» **Try it**
Return the records in full, exactly as given.

» **Entries from a page text collection**
<<<<

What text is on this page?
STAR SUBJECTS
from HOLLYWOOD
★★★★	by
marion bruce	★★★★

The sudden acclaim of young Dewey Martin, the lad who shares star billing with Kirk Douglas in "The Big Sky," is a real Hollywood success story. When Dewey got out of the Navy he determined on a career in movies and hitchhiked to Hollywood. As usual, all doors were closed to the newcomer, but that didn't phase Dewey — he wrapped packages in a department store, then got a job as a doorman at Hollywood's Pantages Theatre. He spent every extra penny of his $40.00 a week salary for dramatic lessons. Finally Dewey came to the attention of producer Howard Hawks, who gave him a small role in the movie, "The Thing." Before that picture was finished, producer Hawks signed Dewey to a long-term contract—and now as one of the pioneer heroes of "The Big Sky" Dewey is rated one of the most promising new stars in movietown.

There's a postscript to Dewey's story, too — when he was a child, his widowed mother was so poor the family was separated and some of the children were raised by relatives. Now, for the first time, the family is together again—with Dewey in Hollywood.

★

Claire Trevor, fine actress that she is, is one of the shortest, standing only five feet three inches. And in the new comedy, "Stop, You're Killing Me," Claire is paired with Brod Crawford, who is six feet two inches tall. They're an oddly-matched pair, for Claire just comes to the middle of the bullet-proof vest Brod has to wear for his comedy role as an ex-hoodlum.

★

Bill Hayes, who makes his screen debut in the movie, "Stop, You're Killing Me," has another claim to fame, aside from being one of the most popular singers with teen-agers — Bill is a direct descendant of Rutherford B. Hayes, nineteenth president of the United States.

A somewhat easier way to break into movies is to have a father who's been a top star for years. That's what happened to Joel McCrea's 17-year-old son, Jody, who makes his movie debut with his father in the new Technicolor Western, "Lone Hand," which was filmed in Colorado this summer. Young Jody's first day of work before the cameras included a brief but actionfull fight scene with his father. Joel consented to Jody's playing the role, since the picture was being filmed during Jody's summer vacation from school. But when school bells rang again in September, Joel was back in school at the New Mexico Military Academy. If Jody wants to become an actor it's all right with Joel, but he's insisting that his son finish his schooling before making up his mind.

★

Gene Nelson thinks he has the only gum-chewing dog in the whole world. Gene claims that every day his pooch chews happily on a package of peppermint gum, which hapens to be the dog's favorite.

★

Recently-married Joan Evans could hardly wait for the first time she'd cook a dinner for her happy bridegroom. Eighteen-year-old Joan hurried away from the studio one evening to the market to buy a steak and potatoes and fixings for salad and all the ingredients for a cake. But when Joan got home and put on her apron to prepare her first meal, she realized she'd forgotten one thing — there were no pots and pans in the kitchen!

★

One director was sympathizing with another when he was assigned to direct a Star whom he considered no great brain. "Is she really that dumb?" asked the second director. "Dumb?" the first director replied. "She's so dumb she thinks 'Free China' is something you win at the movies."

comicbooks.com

>>>>

» **Result for this exercise**
What text is on this page?
STAR SUBJECTS
from HOLLYWOOD
★★★★	by
marion bruce	★★★★

The sudden acclaim of young Dewey Martin, the lad who shares star billing with Kirk Douglas in "The Big Sky," is a real Hollywood success story. When Dewey got out of the Navy he determined on a career in movies and hitchhiked to Hollywood. As usual, all doors were closed to the newcomer, but that didn't phase Dewey — he wrapped packages in a department store, then got a job as a doorman at Hollywood's Pantages Theatre. He spent every extra penny of his $40.00 a week salary for dramatic lessons. Finally Dewey came to the attention of producer Howard Hawks, who gave him a small role in the movie, "The Thing." Before that picture was finished, producer Hawks signed Dewey to a long-term contract—and now as one of the pioneer heroes of "The Big Sky" Dewey is rated one of the most promising new stars in movietown.

There's a postscript to Dewey's story, too — when he was a child, his widowed mother was so poor the family was separated and some of the children were raised by relatives. Now, for the first time, the family is together again—with Dewey in Hollywood.

★

Claire Trevor, fine actress that she is, is one of the shortest, standing only five feet three inches. And in the new comedy, "Stop, You're Killing Me," Claire is paired with Brod Crawford, who is six feet two inches tall. They're an oddly-matched pair, for Claire just comes to the middle of the bullet-proof vest Brod has to wear for his comedy role as an ex-hoodlum.

★

Bill Hayes, who makes his screen debut in the movie, "Stop, You're Killing Me," has another claim to fame, aside from being one of the most popular singers with teen-agers — Bill is a direct descendant of Rutherford B. Hayes, nineteenth president of the United States.

A somewhat easier way to break into movies is to have a father who's been a top star for years. That's what happened to Joel McCrea's 17-year-old son, Jody, who makes his movie debut with his father in the new Technicolor Western, "Lone Hand," which was filmed in Colorado this summer. Young Jody's first day of work before the cameras included a brief but actionfull fight scene with his father. Joel consented to Jody's playing the role, since the picture was being filmed during Jody's summer vacation from school. But when school bells rang again in September, Joel was back in school at the New Mexico Military Academy. If Jody wants to become an actor it's all right with Joel, but he's insisting that his son finish his schooling before making up his mind.

★

Gene Nelson thinks he has the only gum-chewing dog in the whole world. Gene claims that every day his pooch chews happily on a package of peppermint gum, which hapens to be the dog's favorite.

★

Recently-married Joan Evans could hardly wait for the first time she'd cook a dinner for her happy bridegroom. Eighteen-year-old Joan hurried away from the studio one evening to the market to buy a steak and potatoes and fixings for salad and all the ingredients for a cake. But when Joan got home and put on her apron to prepare her first meal, she realized she'd forgotten one thing — there were no pots and pans in the kitchen!

★

One director was sympathizing with another when he was assigned to direct a Star whom he considered no great brain. "Is she really that dumb?" asked the second director. "Dumb?" the first director replied. "She's so dumb she thinks 'Free China' is something you win at the movies."

comicbooks.com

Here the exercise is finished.